Data entries:
:::::
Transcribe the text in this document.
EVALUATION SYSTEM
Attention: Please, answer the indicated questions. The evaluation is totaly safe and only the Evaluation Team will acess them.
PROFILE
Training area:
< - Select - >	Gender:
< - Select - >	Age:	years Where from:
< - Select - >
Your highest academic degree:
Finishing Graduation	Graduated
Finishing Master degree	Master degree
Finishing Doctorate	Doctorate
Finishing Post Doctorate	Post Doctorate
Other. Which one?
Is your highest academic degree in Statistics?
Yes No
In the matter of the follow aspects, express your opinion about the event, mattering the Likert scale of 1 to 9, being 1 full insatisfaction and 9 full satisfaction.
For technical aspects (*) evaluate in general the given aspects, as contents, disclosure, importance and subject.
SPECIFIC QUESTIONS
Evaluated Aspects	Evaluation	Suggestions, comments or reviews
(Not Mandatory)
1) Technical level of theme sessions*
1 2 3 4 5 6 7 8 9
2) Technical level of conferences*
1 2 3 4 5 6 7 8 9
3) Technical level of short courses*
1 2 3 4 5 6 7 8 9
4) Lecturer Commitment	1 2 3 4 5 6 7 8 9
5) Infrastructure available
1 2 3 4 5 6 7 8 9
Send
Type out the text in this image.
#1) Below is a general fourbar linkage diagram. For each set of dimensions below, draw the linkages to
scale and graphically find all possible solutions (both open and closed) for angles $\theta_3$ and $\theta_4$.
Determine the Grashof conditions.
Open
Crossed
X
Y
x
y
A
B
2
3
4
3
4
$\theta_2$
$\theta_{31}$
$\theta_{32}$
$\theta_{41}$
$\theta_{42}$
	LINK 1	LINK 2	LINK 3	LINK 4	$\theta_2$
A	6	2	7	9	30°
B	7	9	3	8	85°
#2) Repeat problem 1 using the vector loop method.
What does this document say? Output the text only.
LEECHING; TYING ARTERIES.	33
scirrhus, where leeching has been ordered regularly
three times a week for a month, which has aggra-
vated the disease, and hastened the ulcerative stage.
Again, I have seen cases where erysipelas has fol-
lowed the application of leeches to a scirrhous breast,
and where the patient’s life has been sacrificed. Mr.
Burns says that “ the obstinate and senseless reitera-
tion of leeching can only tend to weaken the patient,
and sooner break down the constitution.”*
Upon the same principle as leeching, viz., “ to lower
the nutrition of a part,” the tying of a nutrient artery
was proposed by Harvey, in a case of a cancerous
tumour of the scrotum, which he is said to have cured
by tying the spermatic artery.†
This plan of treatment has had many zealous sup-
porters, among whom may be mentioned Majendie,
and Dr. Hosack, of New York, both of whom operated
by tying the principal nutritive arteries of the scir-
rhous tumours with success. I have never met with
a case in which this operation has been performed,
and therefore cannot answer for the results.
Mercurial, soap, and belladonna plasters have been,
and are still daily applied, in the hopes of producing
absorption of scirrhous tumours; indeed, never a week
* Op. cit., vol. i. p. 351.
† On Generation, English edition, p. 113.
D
:::::
## SHORT EXERCISE
Pick each line holding the word "artery" out of the listing.

## RESULT OF THE TASK
the nutrition of a part,” the tying of a nutrient artery
by tying the spermatic artery.†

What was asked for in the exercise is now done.